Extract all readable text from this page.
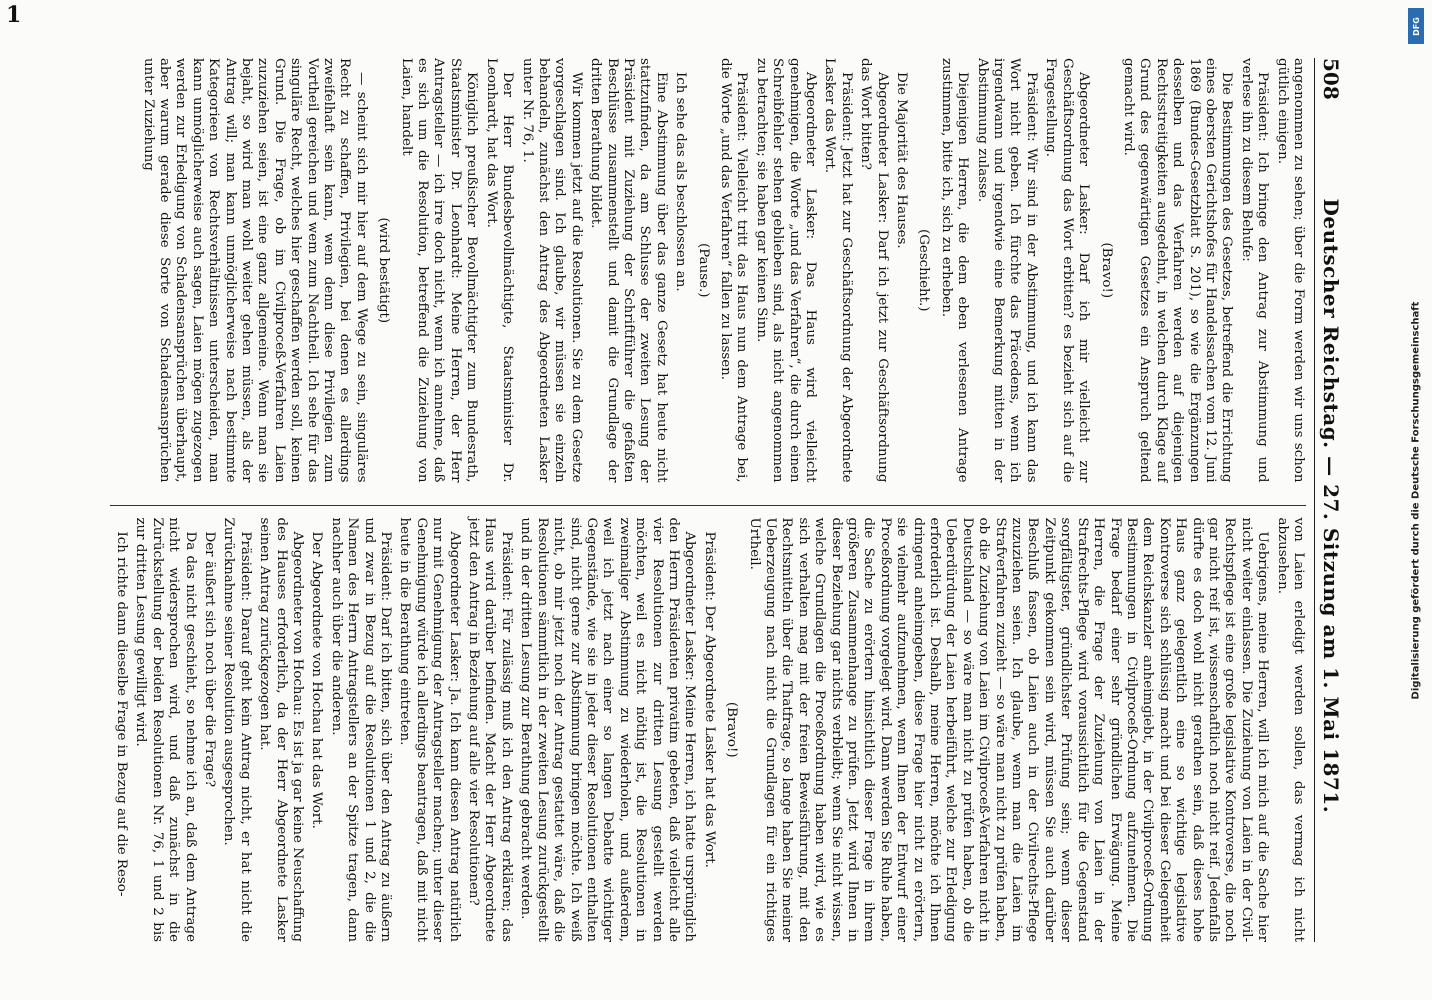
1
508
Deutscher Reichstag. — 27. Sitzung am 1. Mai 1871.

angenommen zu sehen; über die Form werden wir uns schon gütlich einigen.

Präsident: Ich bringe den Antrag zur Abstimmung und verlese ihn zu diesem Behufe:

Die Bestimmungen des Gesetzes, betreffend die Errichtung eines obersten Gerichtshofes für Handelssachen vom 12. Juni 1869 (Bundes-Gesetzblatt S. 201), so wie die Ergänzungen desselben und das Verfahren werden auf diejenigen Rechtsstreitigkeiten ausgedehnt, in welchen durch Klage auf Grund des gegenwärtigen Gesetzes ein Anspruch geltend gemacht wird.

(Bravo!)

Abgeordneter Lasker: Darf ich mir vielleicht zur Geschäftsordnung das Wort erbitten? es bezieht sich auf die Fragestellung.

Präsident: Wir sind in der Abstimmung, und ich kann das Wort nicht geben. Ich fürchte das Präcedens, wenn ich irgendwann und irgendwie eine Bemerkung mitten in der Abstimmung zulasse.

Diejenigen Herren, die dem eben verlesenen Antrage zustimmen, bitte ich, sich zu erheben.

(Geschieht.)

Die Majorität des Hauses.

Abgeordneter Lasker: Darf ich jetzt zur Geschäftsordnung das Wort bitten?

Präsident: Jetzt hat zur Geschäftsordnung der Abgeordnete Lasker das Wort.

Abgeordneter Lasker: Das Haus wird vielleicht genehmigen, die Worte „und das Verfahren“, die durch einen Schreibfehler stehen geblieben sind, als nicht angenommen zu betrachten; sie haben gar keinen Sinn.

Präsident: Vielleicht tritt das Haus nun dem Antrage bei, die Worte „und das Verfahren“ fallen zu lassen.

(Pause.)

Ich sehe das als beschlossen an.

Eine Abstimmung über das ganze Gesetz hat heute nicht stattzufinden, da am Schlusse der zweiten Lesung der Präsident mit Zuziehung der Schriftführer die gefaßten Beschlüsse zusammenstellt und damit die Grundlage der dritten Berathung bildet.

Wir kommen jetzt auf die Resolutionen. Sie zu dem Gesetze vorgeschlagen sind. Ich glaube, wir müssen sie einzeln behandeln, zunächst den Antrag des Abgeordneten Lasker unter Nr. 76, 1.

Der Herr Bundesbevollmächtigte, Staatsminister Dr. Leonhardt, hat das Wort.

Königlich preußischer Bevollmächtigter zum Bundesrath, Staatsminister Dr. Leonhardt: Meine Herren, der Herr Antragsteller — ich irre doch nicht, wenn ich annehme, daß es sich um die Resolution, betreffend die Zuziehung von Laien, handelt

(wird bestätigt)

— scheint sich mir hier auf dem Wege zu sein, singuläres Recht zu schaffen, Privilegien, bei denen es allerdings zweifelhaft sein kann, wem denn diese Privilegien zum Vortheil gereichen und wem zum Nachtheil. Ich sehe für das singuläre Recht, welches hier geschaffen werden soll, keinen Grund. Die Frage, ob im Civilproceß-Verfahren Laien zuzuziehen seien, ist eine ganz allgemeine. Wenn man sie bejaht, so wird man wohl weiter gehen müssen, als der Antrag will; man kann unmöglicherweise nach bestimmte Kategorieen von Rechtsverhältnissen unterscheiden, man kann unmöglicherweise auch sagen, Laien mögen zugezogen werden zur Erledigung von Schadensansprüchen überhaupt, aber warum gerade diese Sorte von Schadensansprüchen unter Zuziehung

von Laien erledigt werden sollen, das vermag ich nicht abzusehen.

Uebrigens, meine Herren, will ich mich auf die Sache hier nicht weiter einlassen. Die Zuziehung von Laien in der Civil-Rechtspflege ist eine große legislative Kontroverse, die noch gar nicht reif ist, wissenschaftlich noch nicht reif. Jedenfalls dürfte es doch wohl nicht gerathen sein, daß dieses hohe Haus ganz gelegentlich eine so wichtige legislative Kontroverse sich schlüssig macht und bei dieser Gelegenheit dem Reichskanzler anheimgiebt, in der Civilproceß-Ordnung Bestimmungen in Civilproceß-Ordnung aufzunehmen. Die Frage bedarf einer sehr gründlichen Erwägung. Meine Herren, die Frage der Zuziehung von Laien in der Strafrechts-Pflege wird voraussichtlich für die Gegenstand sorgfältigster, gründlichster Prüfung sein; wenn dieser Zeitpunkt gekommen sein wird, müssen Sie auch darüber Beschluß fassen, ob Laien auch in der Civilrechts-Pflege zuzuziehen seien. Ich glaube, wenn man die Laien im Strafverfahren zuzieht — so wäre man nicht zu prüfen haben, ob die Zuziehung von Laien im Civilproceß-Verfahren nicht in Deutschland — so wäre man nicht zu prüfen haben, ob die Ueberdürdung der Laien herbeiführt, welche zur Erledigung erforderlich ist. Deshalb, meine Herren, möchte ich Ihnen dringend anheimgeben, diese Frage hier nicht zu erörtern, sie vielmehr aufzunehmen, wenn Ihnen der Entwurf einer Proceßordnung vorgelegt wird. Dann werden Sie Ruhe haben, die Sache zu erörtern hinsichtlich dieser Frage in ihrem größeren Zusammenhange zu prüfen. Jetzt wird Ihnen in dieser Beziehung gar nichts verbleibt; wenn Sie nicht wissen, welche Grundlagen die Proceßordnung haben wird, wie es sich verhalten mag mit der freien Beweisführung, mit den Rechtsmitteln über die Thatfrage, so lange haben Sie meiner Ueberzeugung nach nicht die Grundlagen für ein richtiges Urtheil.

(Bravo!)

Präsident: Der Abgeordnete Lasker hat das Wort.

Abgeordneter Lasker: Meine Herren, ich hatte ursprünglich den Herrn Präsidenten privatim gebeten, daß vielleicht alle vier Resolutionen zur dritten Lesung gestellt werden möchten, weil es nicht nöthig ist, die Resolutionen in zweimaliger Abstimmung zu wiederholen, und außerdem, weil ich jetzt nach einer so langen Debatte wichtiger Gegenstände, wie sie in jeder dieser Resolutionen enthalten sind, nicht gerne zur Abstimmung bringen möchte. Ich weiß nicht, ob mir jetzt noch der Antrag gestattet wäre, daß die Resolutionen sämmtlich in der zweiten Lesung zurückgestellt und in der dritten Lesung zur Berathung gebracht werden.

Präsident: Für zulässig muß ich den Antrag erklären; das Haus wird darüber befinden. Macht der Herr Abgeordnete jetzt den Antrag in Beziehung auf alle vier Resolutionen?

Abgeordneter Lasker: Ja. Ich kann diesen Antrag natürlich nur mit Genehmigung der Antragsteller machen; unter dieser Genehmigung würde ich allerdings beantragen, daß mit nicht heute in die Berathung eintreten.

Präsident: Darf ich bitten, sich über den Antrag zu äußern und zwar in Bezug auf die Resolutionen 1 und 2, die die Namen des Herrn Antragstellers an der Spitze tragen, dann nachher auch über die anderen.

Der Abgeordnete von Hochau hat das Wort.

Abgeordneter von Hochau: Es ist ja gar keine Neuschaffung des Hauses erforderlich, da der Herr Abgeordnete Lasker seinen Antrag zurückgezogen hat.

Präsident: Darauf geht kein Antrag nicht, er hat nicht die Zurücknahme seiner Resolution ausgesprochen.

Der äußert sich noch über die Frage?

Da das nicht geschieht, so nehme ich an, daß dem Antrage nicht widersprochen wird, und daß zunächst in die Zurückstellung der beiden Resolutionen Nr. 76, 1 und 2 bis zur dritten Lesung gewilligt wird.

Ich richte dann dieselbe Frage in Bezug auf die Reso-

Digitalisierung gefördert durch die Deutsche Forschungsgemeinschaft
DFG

--

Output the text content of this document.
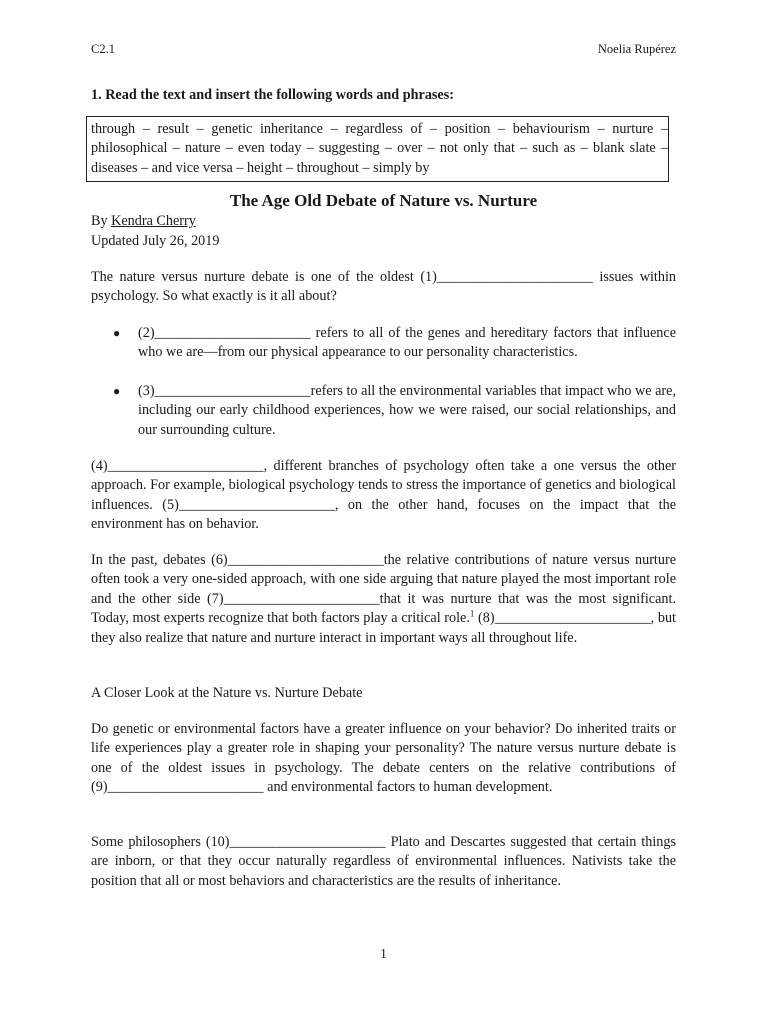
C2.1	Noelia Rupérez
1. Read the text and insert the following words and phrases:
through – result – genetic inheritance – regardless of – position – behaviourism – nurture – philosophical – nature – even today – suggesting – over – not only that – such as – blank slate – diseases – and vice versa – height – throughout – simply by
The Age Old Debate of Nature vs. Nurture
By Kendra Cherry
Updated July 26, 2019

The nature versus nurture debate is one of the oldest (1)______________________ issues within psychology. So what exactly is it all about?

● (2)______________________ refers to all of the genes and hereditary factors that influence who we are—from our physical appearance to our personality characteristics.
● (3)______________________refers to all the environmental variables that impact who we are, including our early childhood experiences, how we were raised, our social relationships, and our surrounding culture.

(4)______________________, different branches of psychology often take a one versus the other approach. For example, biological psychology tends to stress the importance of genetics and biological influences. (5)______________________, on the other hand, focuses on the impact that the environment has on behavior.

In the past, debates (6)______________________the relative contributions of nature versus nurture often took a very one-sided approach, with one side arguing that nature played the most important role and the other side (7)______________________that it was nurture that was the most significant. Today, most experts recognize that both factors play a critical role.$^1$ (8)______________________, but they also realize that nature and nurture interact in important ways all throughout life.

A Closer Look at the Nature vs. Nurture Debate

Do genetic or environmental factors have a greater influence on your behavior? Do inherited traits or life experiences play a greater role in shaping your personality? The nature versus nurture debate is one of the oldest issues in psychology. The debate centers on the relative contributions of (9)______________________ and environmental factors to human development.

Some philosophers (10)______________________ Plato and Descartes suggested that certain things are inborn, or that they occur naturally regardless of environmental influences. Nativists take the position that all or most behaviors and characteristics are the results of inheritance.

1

> [ASSIGNED TASK] Which lines hold the word "betreffend"? Return all of them from the records above.

> [YOUR RESPONSE]
Die Bestimmungen des Gesetzes, betreffend die Errichtung eines obersten Gerichtshofes für Handelssachen vom 12. Juni 1869 (Bundes-Gesetzblatt S. 201), so wie die Ergänzungen desselben und das Verfahren werden auf diejenigen Rechtsstreitigkeiten ausgedehnt, in welchen durch Klage auf Grund des gegenwärtigen Gesetzes ein Anspruch geltend gemacht wird.
Königlich preußischer Bevollmächtigter zum Bundesrath, Staatsminister Dr. Leonhardt: Meine Herren, der Herr Antragsteller — ich irre doch nicht, wenn ich annehme, daß es sich um die Resolution, betreffend die Zuziehung von Laien, handelt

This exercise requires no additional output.